→ GIVEN INSTRUCTION
Work out how many lines of the listing hold the string "zetel", then answer with that number and nothing else.
[START OF DATA IN THIS EXERCISE]
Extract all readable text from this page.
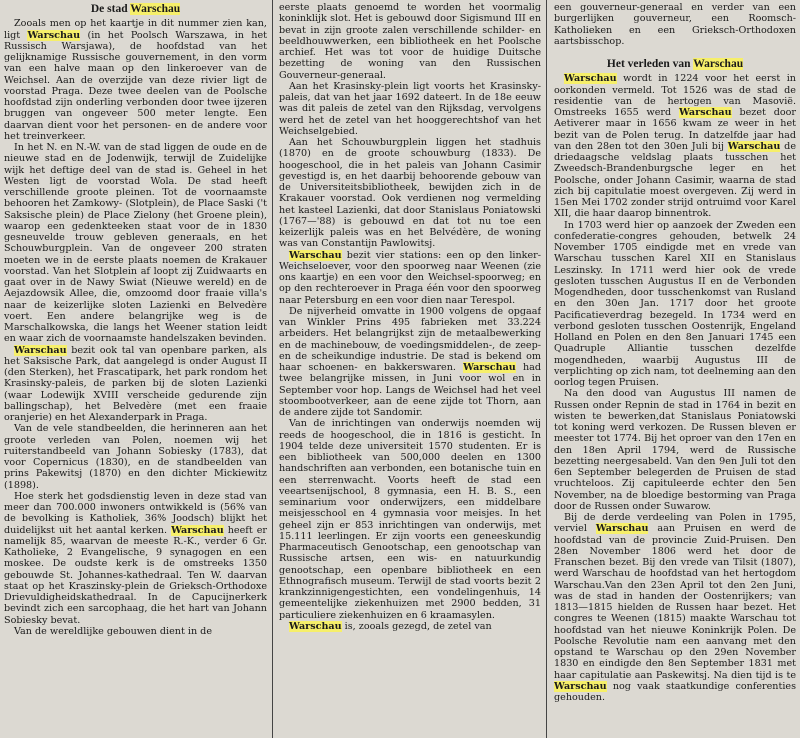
De stad Warschau

Zooals men op het kaartje in dit nummer zien kan, ligt Warschau (in het Poolsch Warszawa, in het Russisch Warsjawa), de hoofdstad van het gelijknamige Russische gouvernement, in den vorm van een halve maan op den linkeroever van de Weichsel. Aan de overzijde van deze rivier ligt de voorstad Praga. Deze twee deelen van de Poolsche hoofdstad zijn onderling verbonden door twee ijzeren bruggen van ongeveer 500 meter lengte. Een daarvan dient voor het personen- en de andere voor het treinverkeer.

In het N. en N.-W. van de stad liggen de oude en de nieuwe stad en de Jodenwijk, terwijl de Zuidelijke wijk het deftige deel van de stad is. Geheel in het Westen ligt de voorstad Wola. De stad heeft verschillende groote pleinen. Tot de voornaamste behooren het Zamkowy- (Slotplein), de Place Saski ('t Saksische plein) de Place Zielony (het Groene plein), waarop een gedenkteeken staat voor de in 1830 gesneuvelde trouw gebleven generaals, en het Schouwburgplein. Van de ongeveer 200 straten moeten we in de eerste plaats noemen de Krakauer voorstad. Van het Slotplein af loopt zij Zuidwaarts en gaat over in de Nawy Swiat (Nieuwe wereld) en de Aejazdowsik Allee, die, omzoomd door fraaie villa's naar de keizerlijke sloten Lazienki en Belvedère voert. Een andere belangrijke weg is de Marschalkowska, die langs het Weener station leidt en waar zich de voornaamste handelszaken bevinden.

Warschau bezit ook tal van openbare parken, als het Saksische Park, dat aangelegd is onder August II (den Sterken), het Frascatipark, het park rondom het Krasinsky-paleis, de parken bij de sloten Lazienki (waar Lodewijk XVIII verscheide gedurende zijn ballingschap), het Belvedère (met een fraaie oranjerie) en het Alexanderpark in Praga.

Van de vele standbeelden, die herinneren aan het groote verleden van Polen, noemen wij het ruiterstandbeeld van Johann Sobiesky (1783), dat voor Copernicus (1830), en de standbeelden van prins Pakewitsj (1870) en den dichter Mickiewitz (1898).

Hoe sterk het godsdienstig leven in deze stad van meer dan 700.000 inwoners ontwikkeld is (56% van de bevolking is Katholiek, 36% Joodsch) blijkt het duidelijkst uit het aantal kerken. Warschau heeft er namelijk 85, waarvan de meeste R.-K., verder 6 Gr. Katholieke, 2 Evangelische, 9 synagogen en een moskee. De oudste kerk is de omstreeks 1350 gebouwde St. Johannes-kathedraal. Ten W. daarvan staat op het Kraszinsky-plein de Grieksch-Orthodoxe Drievuldigheidskathedraal. In de Capucijnerkerk bevindt zich een sarcophaag, die het hart van Johann Sobiesky bevat.

Van de wereldlijke gebouwen dient in de

eerste plaats genoemd te worden het voormalig koninklijk slot. Het is gebouwd door Sigismund III en bevat in zijn groote zalen verschillende schilder- en beeldhouwwerken, een bibliotheek en het Poolsche archief. Het was tot voor de huidige Duitsche bezetting de woning van den Russischen Gouverneur-generaal.

Aan het Krasinsky-plein ligt voorts het Krasinsky-paleis, dat van het jaar 1692 dateert. In de 18e eeuw was dit paleis de zetel van den Rijksdag, vervolgens werd het de zetel van het hooggerechtshof van het Weichselgebied.

Aan het Schouwburgplein liggen het stadhuis (1870) en de groote schouwburg (1833). De hoogeschool, die in het paleis van Johann Casimir gevestigd is, en het daarbij behoorende gebouw van de Universiteitsbibliotheek, bewijden zich in de Krakauer voorstad. Ook verdienen nog vermelding het kasteel Lazienki, dat door Stanislaus Poniatowski (1767—'88) is gebouwd en dat tot nu toe een keizerlijk paleis was en het Belvédère, de woning was van Constantijn Pawlowitsj.

Warschau bezit vier stations: een op den linker-Weichseloever, voor den spoorweg naar Weenen (zie ons kaartje) en een voor den Weichsel-spoorweg; en op den rechteroever in Praga één voor den spoorweg naar Petersburg en een voor dien naar Terespol.

De nijverheid omvatte in 1900 volgens de opgaaf van Winkler Prins 495 fabrieken met 33.224 arbeiders. Het belangrijkst zijn de metaalbewerking en de machinebouw, de voedingsmiddelen-, de zeep- en de scheikundige industrie. De stad is bekend om haar schoenen- en bakkerswaren. Warschau had twee belangrijke missen, in Juni voor wol en in September voor hop. Langs de Weichsel had het veel stoombootverkeer, aan de eene zijde tot Thorn, aan de andere zijde tot Sandomir.

Van de inrichtingen van onderwijs noemden wij reeds de hoogeschool, die in 1816 is gesticht. In 1904 telde deze universiteit 1570 studenten. Er is een bibliotheek van 500,000 deelen en 1300 handschriften aan verbonden, een botanische tuin en een sterrenwacht. Voorts heeft de stad een veeartsenijschool, 8 gymnasia, een H. B. S., een seminarium voor onderwijzers, een middelbare meisjesschool en 4 gymnasia voor meisjes. In het geheel zijn er 853 inrichtingen van onderwijs, met 15.111 leerlingen. Er zijn voorts een geneeskundig Pharmaceutisch Genootschap, een genootschap van Russische artsen, een wis- en natuurkundig genootschap, een openbare bibliotheek en een Ethnografisch museum. Terwijl de stad voorts bezit 2 krankzinnigengestichten, een vondelingenhuis, 14 gemeentelijke ziekenhuizen met 2900 bedden, 31 particuliere ziekenhuizen en 6 kraamasylen.

Warschau is, zooals gezegd, de zetel van

een gouverneur-generaal en verder van een burgerlijken gouverneur, een Roomsch-Katholieken en een Grieksch-Orthodoxen aartsbisschop.

Het verleden van Warschau

Warschau wordt in 1224 voor het eerst in oorkonden vermeld. Tot 1526 was de stad de residentie van de hertogen van Masovië. Omstreeks 1655 werd Warschau bezet door Aetiverer maar in 1656 kwam ze weer in het bezit van de Polen terug. In datzelfde jaar had van den 28en tot den 30en Juli bij Warschau de driedaagsche veldslag plaats tusschen het Zweedsch-Brandenburgsche leger en het Poolsche, onder Johann Casimir, waarna de stad zich bij capitulatie moest overgeven. Zij werd in 15en Mei 1702 zonder strijd ontruimd voor Karel XII, die haar daarop binnentrok.

In 1703 werd hier op aanzoek der Zweden een confederatie-congres gehouden, betwelk 24 November 1705 eindigde met en vrede van Warschau tusschen Karel XII en Stanislaus Leszinsky. In 1711 werd hier ook de vrede gesloten tusschen Augustus II en de Verbonden Mogendheden, door tusschenkomst van Rusland en den 30en Jan. 1717 door het groote Pacificatieverdrag bezegeld. In 1734 werd en verbond gesloten tusschen Oostenrijk, Engeland Holland en Polen en den 8en Januari 1745 een Quadruple Alliantie tusschen dezelfde mogendheden, waarbij Augustus III de verplichting op zich nam, tot deelneming aan den oorlog tegen Pruisen.

Na den dood van Augustus III namen de Russen onder Repnin de stad in 1764 in bezit en wisten te bewerken,dat Stanislaus Poniatowski tot koning werd verkozen. De Russen bleven er meester tot 1774. Bij het oproer van den 17en en den 18en April 1794, werd de Russische bezetting neergesabeld. Van den 9en Juli tot den 6en September belegerden de Pruisen de stad vruchteloos. Zij capituleerde echter den 5en November, na de bloedige bestorming van Praga door de Russen onder Suwarow.

Bij de derde verdeeling van Polen in 1795, verviel Warschau aan Pruisen en werd de hoofdstad van de provincie Zuid-Pruisen. Den 28en November 1806 werd het door de Franschen bezet. Bij den vrede van Tilsit (1807), werd Warschau de hoofdstad van het hertogdom Warschau.Van den 23en April tot den 2en Juni, was de stad in handen der Oostenrijkers; van 1813—1815 hielden de Russen haar bezet. Het congres te Weenen (1815) maakte Warschau tot hoofdstad van het nieuwe Koninkrijk Polen. De Poolsche Revolutie nam een aanvang met den opstand te Warschau op den 29en November 1830 en eindigde den 8en September 1831 met haar capitulatie aan Paskewitsj. Na dien tijd is te Warschau nog vaak staatkundige conferenties gehouden.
[END OF DATA IN THIS EXERCISE]
→ EXPECTED OUTPUT
2